Task goal:
Exclude the pictures and retype the entries as written.

Dataset content:

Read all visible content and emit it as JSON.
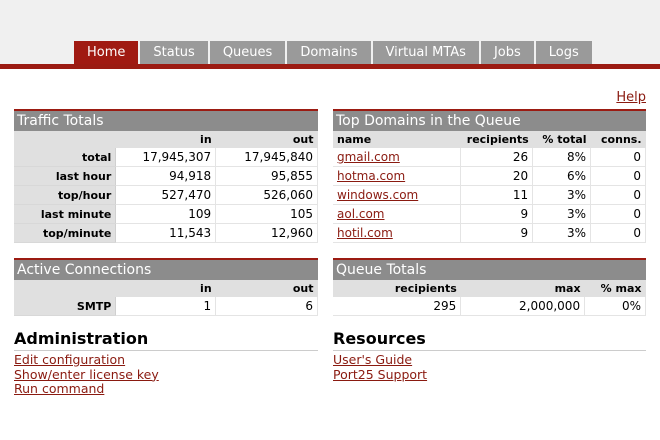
{
  "nav": {
    "tabs": [
      "Home",
      "Status",
      "Queues",
      "Domains",
      "Virtual MTAs",
      "Jobs",
      "Logs"
    ],
    "active": "Home"
  },
  "help_label": "Help",
  "traffic": {
    "title": "Traffic Totals",
    "col_in": "in",
    "col_out": "out",
    "rows": [
      {
        "label": "total",
        "in": "17,945,307",
        "out": "17,945,840"
      },
      {
        "label": "last hour",
        "in": "94,918",
        "out": "95,855"
      },
      {
        "label": "top/hour",
        "in": "527,470",
        "out": "526,060"
      },
      {
        "label": "last minute",
        "in": "109",
        "out": "105"
      },
      {
        "label": "top/minute",
        "in": "11,543",
        "out": "12,960"
      }
    ]
  },
  "top_domains": {
    "title": "Top Domains in the Queue",
    "headers": {
      "name": "name",
      "recipients": "recipients",
      "pct_total": "% total",
      "conns": "conns."
    },
    "rows": [
      {
        "name": "gmail.com",
        "recipients": "26",
        "pct_total": "8%",
        "conns": "0"
      },
      {
        "name": "hotma.com",
        "recipients": "20",
        "pct_total": "6%",
        "conns": "0"
      },
      {
        "name": "windows.com",
        "recipients": "11",
        "pct_total": "3%",
        "conns": "0"
      },
      {
        "name": "aol.com",
        "recipients": "9",
        "pct_total": "3%",
        "conns": "0"
      },
      {
        "name": "hotil.com",
        "recipients": "9",
        "pct_total": "3%",
        "conns": "0"
      }
    ]
  },
  "connections": {
    "title": "Active Connections",
    "col_in": "in",
    "col_out": "out",
    "rows": [
      {
        "label": "SMTP",
        "in": "1",
        "out": "6"
      }
    ]
  },
  "queue_totals": {
    "title": "Queue Totals",
    "headers": {
      "recipients": "recipients",
      "max": "max",
      "pct_max": "% max"
    },
    "values": {
      "recipients": "295",
      "max": "2,000,000",
      "pct_max": "0%"
    }
  },
  "administration": {
    "title": "Administration",
    "links": [
      "Edit configuration",
      "Show/enter license key",
      "Run command"
    ]
  },
  "resources": {
    "title": "Resources",
    "links": [
      "User's Guide",
      "Port25 Support"
    ]
  },
  "colors": {
    "accent": "#9b1b12",
    "tab": "#9a9a9a",
    "panel_header": "#8c8c8c",
    "link": "#8a1a10"
  }
}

Answer:
Read all visible content and emit it as JSON.
{
  "nav": {
    "tabs": [
      "Home",
      "Status",
      "Queues",
      "Domains",
      "Virtual MTAs",
      "Jobs",
      "Logs"
    ],
    "active": "Home"
  },
  "help_label": "Help",
  "traffic": {
    "title": "Traffic Totals",
    "col_in": "in",
    "col_out": "out",
    "rows": [
      {
        "label": "total",
        "in": "17,945,307",
        "out": "17,945,840"
      },
      {
        "label": "last hour",
        "in": "94,918",
        "out": "95,855"
      },
      {
        "label": "top/hour",
        "in": "527,470",
        "out": "526,060"
      },
      {
        "label": "last minute",
        "in": "109",
        "out": "105"
      },
      {
        "label": "top/minute",
        "in": "11,543",
        "out": "12,960"
      }
    ]
  },
  "top_domains": {
    "title": "Top Domains in the Queue",
    "headers": {
      "name": "name",
      "recipients": "recipients",
      "pct_total": "% total",
      "conns": "conns."
    },
    "rows": [
      {
        "name": "gmail.com",
        "recipients": "26",
        "pct_total": "8%",
        "conns": "0"
      },
      {
        "name": "hotma.com",
        "recipients": "20",
        "pct_total": "6%",
        "conns": "0"
      },
      {
        "name": "windows.com",
        "recipients": "11",
        "pct_total": "3%",
        "conns": "0"
      },
      {
        "name": "aol.com",
        "recipients": "9",
        "pct_total": "3%",
        "conns": "0"
      },
      {
        "name": "hotil.com",
        "recipients": "9",
        "pct_total": "3%",
        "conns": "0"
      }
    ]
  },
  "connections": {
    "title": "Active Connections",
    "col_in": "in",
    "col_out": "out",
    "rows": [
      {
        "label": "SMTP",
        "in": "1",
        "out": "6"
      }
    ]
  },
  "queue_totals": {
    "title": "Queue Totals",
    "headers": {
      "recipients": "recipients",
      "max": "max",
      "pct_max": "% max"
    },
    "values": {
      "recipients": "295",
      "max": "2,000,000",
      "pct_max": "0%"
    }
  },
  "administration": {
    "title": "Administration",
    "links": [
      "Edit configuration",
      "Show/enter license key",
      "Run command"
    ]
  },
  "resources": {
    "title": "Resources",
    "links": [
      "User's Guide",
      "Port25 Support"
    ]
  },
  "colors": {
    "accent": "#9b1b12",
    "tab": "#9a9a9a",
    "panel_header": "#8c8c8c",
    "link": "#8a1a10"
  }
}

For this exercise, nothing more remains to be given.